In the listing below, please print the line that contains "Transcribe the text in this document." and every line that follows it, exactly.

---

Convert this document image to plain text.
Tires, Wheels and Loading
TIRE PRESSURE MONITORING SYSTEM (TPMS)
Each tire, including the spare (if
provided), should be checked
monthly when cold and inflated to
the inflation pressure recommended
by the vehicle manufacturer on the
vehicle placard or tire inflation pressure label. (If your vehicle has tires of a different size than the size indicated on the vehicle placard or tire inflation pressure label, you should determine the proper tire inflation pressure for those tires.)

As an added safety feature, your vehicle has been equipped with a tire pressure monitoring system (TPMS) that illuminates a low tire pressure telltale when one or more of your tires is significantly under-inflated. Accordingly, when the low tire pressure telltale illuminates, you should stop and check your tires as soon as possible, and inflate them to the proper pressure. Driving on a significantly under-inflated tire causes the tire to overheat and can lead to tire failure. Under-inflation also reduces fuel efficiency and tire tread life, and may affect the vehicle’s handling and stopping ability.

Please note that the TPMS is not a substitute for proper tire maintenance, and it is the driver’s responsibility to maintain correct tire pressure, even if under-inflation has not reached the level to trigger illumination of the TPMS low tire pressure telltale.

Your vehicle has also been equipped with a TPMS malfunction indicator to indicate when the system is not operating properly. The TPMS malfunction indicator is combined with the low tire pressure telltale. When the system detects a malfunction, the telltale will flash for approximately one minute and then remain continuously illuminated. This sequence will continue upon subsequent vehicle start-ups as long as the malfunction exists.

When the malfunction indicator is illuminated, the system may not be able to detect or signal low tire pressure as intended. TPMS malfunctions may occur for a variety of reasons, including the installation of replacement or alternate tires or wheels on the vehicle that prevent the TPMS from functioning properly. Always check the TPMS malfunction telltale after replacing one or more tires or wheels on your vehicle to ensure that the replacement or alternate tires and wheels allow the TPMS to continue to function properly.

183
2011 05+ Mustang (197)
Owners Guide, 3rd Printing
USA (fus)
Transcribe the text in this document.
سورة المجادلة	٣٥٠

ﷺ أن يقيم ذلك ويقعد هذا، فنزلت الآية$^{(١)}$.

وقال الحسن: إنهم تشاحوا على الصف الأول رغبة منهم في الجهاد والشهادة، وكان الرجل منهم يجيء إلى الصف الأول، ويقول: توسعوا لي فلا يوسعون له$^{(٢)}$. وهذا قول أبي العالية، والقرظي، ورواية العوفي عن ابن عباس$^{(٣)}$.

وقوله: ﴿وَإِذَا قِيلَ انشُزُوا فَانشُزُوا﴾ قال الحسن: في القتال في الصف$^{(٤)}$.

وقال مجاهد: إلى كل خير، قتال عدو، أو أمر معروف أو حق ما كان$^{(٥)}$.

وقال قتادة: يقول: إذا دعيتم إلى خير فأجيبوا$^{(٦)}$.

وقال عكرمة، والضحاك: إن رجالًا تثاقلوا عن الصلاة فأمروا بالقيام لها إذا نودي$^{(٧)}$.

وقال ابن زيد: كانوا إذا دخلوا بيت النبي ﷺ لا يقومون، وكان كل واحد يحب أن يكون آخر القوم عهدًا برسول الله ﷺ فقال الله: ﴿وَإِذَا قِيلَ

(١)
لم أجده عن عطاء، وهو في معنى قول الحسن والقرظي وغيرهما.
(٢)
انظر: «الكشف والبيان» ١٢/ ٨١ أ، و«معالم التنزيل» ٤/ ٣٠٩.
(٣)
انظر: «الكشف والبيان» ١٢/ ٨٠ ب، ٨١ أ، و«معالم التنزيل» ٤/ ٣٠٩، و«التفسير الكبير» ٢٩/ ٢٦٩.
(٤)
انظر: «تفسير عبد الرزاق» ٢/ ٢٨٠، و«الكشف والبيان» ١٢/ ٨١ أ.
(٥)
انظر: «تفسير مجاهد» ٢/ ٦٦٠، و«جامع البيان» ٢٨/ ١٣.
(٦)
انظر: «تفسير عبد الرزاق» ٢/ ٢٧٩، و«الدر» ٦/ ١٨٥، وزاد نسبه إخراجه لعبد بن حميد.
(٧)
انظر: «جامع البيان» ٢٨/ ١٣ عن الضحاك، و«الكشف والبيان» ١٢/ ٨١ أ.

---

COMPLETE ANSWER =>
Transcribe the text in this document.
سورة المجادلة	٣٥٠

ﷺ أن يقيم ذلك ويقعد هذا، فنزلت الآية$^{(١)}$.

وقال الحسن: إنهم تشاحوا على الصف الأول رغبة منهم في الجهاد والشهادة، وكان الرجل منهم يجيء إلى الصف الأول، ويقول: توسعوا لي فلا يوسعون له$^{(٢)}$. وهذا قول أبي العالية، والقرظي، ورواية العوفي عن ابن عباس$^{(٣)}$.

وقوله: ﴿وَإِذَا قِيلَ انشُزُوا فَانشُزُوا﴾ قال الحسن: في القتال في الصف$^{(٤)}$.

وقال مجاهد: إلى كل خير، قتال عدو، أو أمر معروف أو حق ما كان$^{(٥)}$.

وقال قتادة: يقول: إذا دعيتم إلى خير فأجيبوا$^{(٦)}$.

وقال عكرمة، والضحاك: إن رجالًا تثاقلوا عن الصلاة فأمروا بالقيام لها إذا نودي$^{(٧)}$.

وقال ابن زيد: كانوا إذا دخلوا بيت النبي ﷺ لا يقومون، وكان كل واحد يحب أن يكون آخر القوم عهدًا برسول الله ﷺ فقال الله: ﴿وَإِذَا قِيلَ

(١)
لم أجده عن عطاء، وهو في معنى قول الحسن والقرظي وغيرهما.
(٢)
انظر: «الكشف والبيان» ١٢/ ٨١ أ، و«معالم التنزيل» ٤/ ٣٠٩.
(٣)
انظر: «الكشف والبيان» ١٢/ ٨٠ ب، ٨١ أ، و«معالم التنزيل» ٤/ ٣٠٩، و«التفسير الكبير» ٢٩/ ٢٦٩.
(٤)
انظر: «تفسير عبد الرزاق» ٢/ ٢٨٠، و«الكشف والبيان» ١٢/ ٨١ أ.
(٥)
انظر: «تفسير مجاهد» ٢/ ٦٦٠، و«جامع البيان» ٢٨/ ١٣.
(٦)
انظر: «تفسير عبد الرزاق» ٢/ ٢٧٩، و«الدر» ٦/ ١٨٥، وزاد نسبه إخراجه لعبد بن حميد.
(٧)
انظر: «جامع البيان» ٢٨/ ١٣ عن الضحاك، و«الكشف والبيان» ١٢/ ٨١ أ.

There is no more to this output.